## Instructions to follow
Only the lines from the one with "Enumerate this screenshot's" through the final line should be given again, exactly as they appear, minus the pictures.

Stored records
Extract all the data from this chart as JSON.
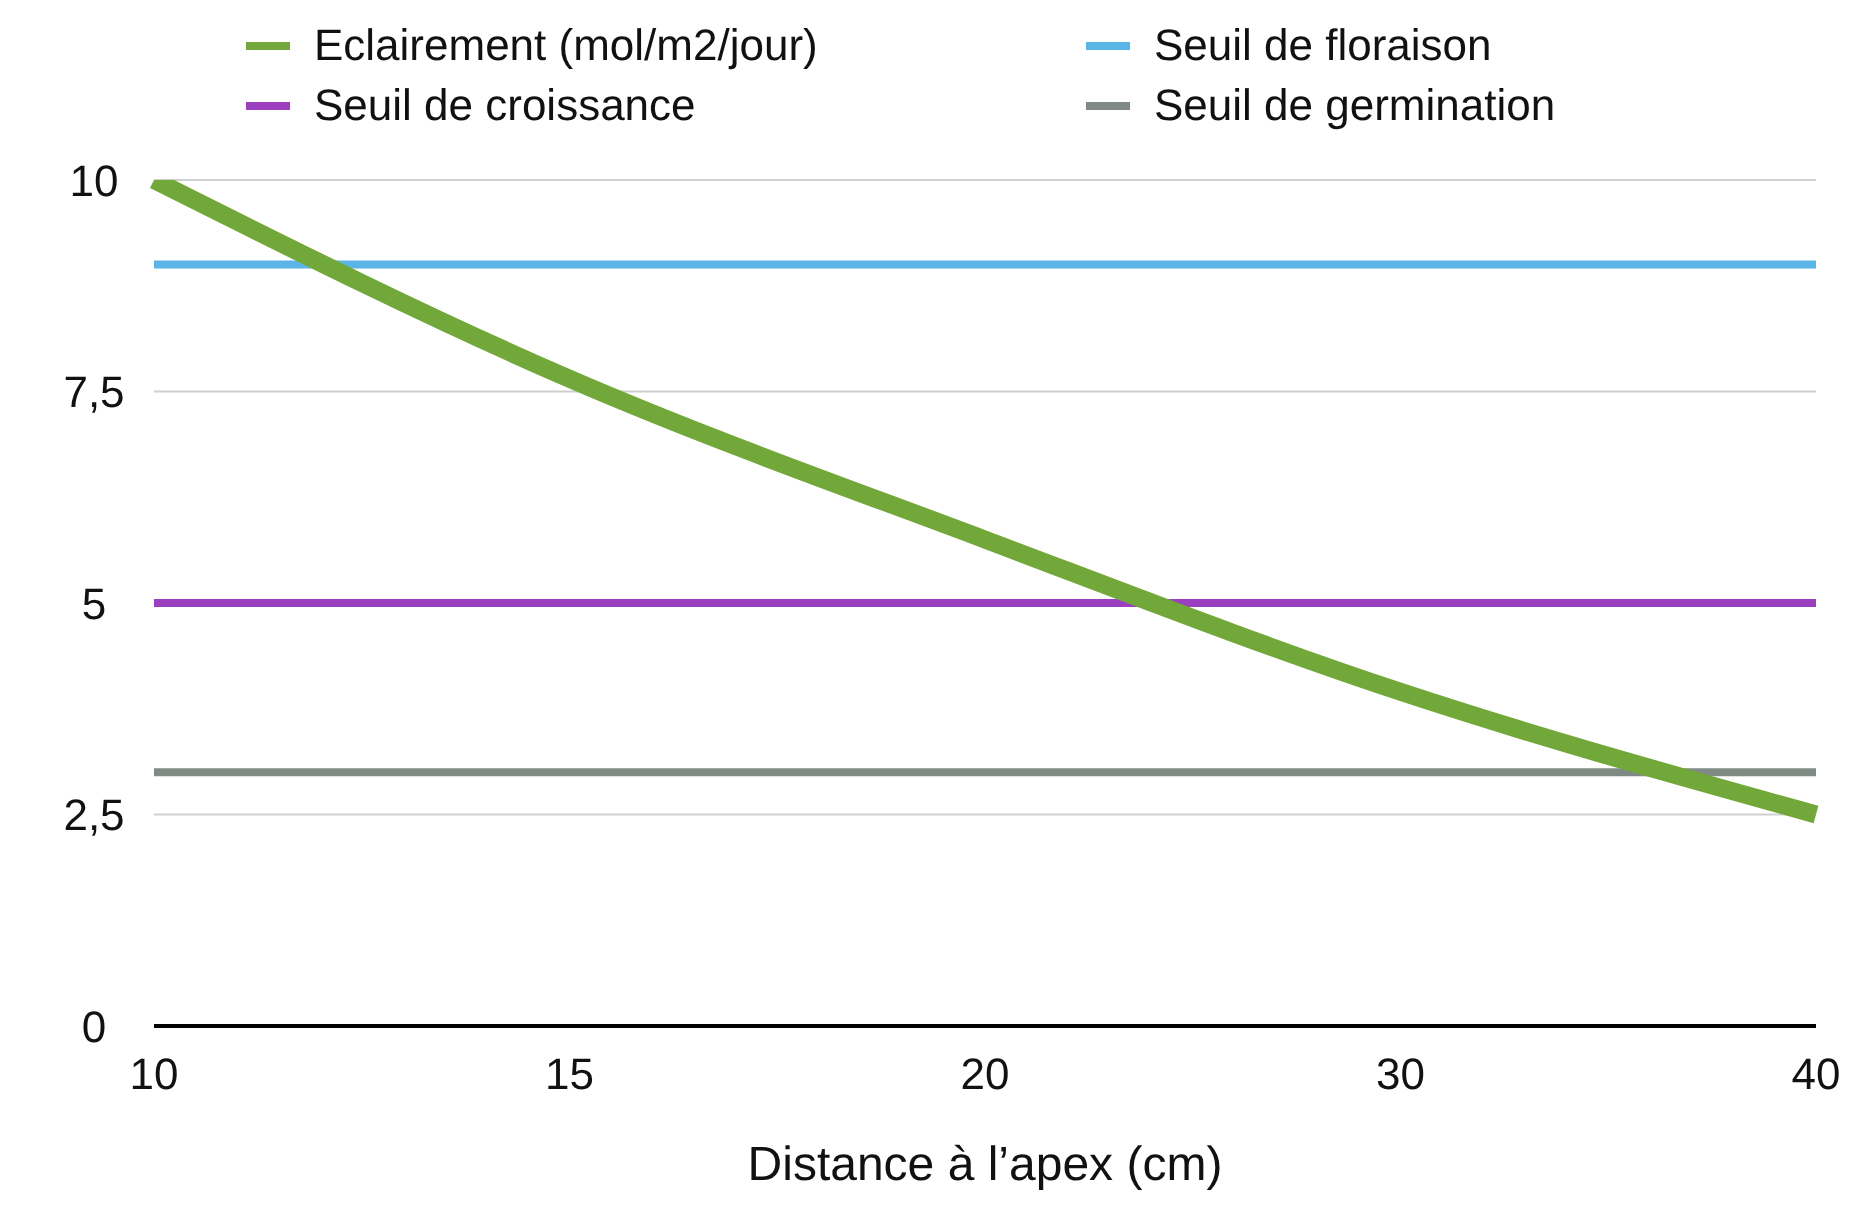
{
  "chart_data": {
    "type": "line",
    "xlabel": "Distance à l’apex (cm)",
    "categories": [
      "10",
      "15",
      "20",
      "30",
      "40"
    ],
    "series": [
      {
        "name": "Eclairement (mol/m2/jour)",
        "color": "#72a83a",
        "values": [
          10,
          7.65,
          5.75,
          3.95,
          2.5
        ]
      },
      {
        "name": "Seuil de floraison",
        "color": "#5ab4e5",
        "values": [
          9,
          9,
          9,
          9,
          9
        ]
      },
      {
        "name": "Seuil de croissance",
        "color": "#9b3fbf",
        "values": [
          5,
          5,
          5,
          5,
          5
        ]
      },
      {
        "name": "Seuil de germination",
        "color": "#7f8a85",
        "values": [
          3,
          3,
          3,
          3,
          3
        ]
      }
    ],
    "ylim": [
      0,
      10
    ],
    "yticks": [
      0,
      {
        "value": 2.5,
        "label": "2,5"
      },
      5,
      {
        "value": 7.5,
        "label": "7,5"
      },
      10
    ],
    "grid": "y",
    "legend": "top",
    "marker": "none",
    "line_style": "solid"
  }
}
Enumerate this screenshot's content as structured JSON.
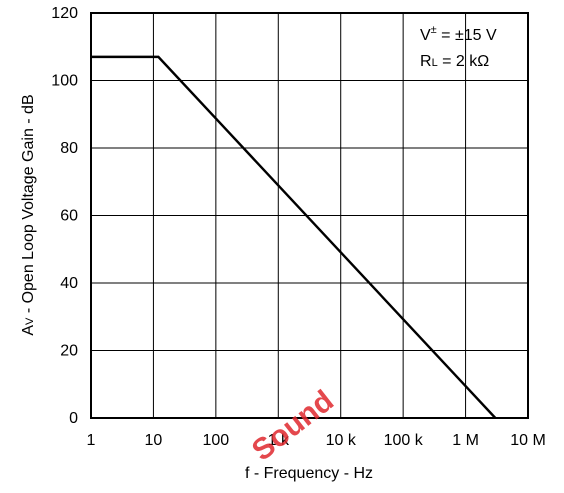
{
  "chart_data": {
    "type": "line",
    "xlabel": "f - Frequency - Hz",
    "ylabel": "Av - Open Loop Voltage Gain - dB",
    "ylabel_main": "A",
    "ylabel_sub": "V",
    "ylabel_rest": " - Open Loop Voltage Gain - dB",
    "xscale": "log",
    "xlim": [
      1,
      10000000
    ],
    "ylim": [
      0,
      120
    ],
    "grid": true,
    "x_ticks": [
      1,
      10,
      100,
      1000,
      10000,
      100000,
      1000000,
      10000000
    ],
    "x_tick_labels": [
      "1",
      "10",
      "100",
      "1 k",
      "10 k",
      "100 k",
      "1 M",
      "10 M"
    ],
    "y_ticks": [
      0,
      20,
      40,
      60,
      80,
      100,
      120
    ],
    "y_tick_labels": [
      "0",
      "20",
      "40",
      "60",
      "80",
      "100",
      "120"
    ],
    "series": [
      {
        "x": [
          1,
          12,
          3000000
        ],
        "y": [
          107,
          107,
          0
        ]
      }
    ],
    "annotations": {
      "supply": {
        "main": "V",
        "sup": "±",
        "rest": " = ±15 V"
      },
      "load": {
        "main": "R",
        "sub": "L",
        "rest": " = 2 kΩ"
      }
    }
  },
  "watermark": "Sound",
  "colors": {
    "watermark": "#e0292e",
    "line": "#000000"
  }
}
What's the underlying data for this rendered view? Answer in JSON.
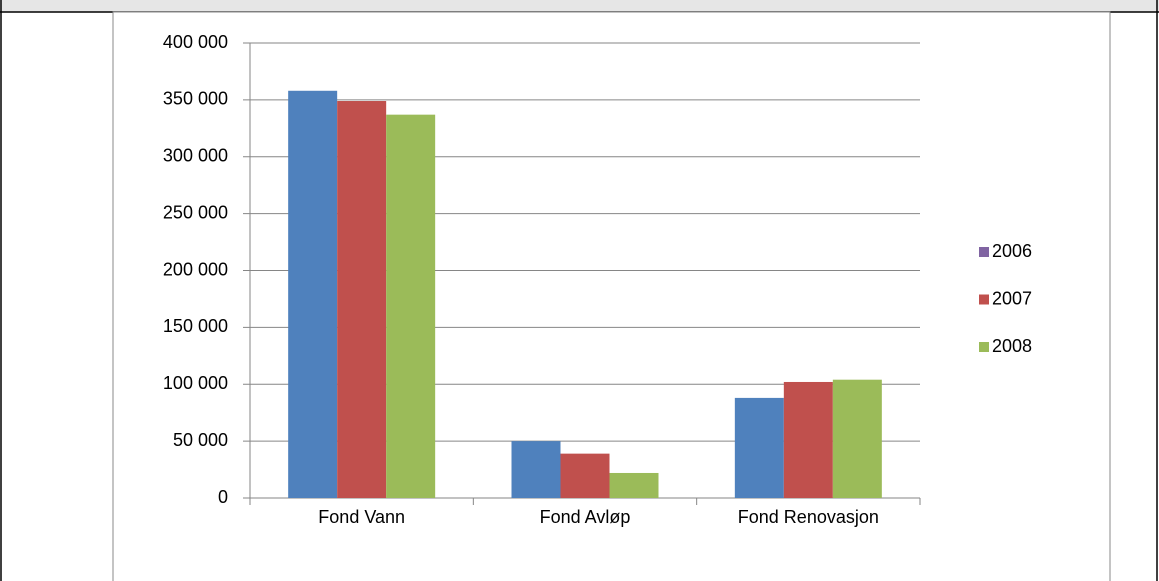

## Result
Enumerate this screenshot's content as structured JSON.
{
  "chart_data": {
    "type": "line",
    "xlabel": "f - Frequency - Hz",
    "ylabel": "Av - Open Loop Voltage Gain - dB",
    "ylabel_main": "A",
    "ylabel_sub": "V",
    "ylabel_rest": " - Open Loop Voltage Gain - dB",
    "xscale": "log",
    "xlim": [
      1,
      10000000
    ],
    "ylim": [
      0,
      120
    ],
    "grid": true,
    "x_ticks": [
      1,
      10,
      100,
      1000,
      10000,
      100000,
      1000000,
      10000000
    ],
    "x_tick_labels": [
      "1",
      "10",
      "100",
      "1 k",
      "10 k",
      "100 k",
      "1 M",
      "10 M"
    ],
    "y_ticks": [
      0,
      20,
      40,
      60,
      80,
      100,
      120
    ],
    "y_tick_labels": [
      "0",
      "20",
      "40",
      "60",
      "80",
      "100",
      "120"
    ],
    "series": [
      {
        "x": [
          1,
          12,
          3000000
        ],
        "y": [
          107,
          107,
          0
        ]
      }
    ],
    "annotations": {
      "supply": {
        "main": "V",
        "sup": "±",
        "rest": " = ±15 V"
      },
      "load": {
        "main": "R",
        "sub": "L",
        "rest": " = 2 kΩ"
      }
    }
  },
  "watermark": "Sound",
  "colors": {
    "watermark": "#e0292e",
    "line": "#000000"
  }
}
What's the underlying data for this rendered view? Answer in JSON.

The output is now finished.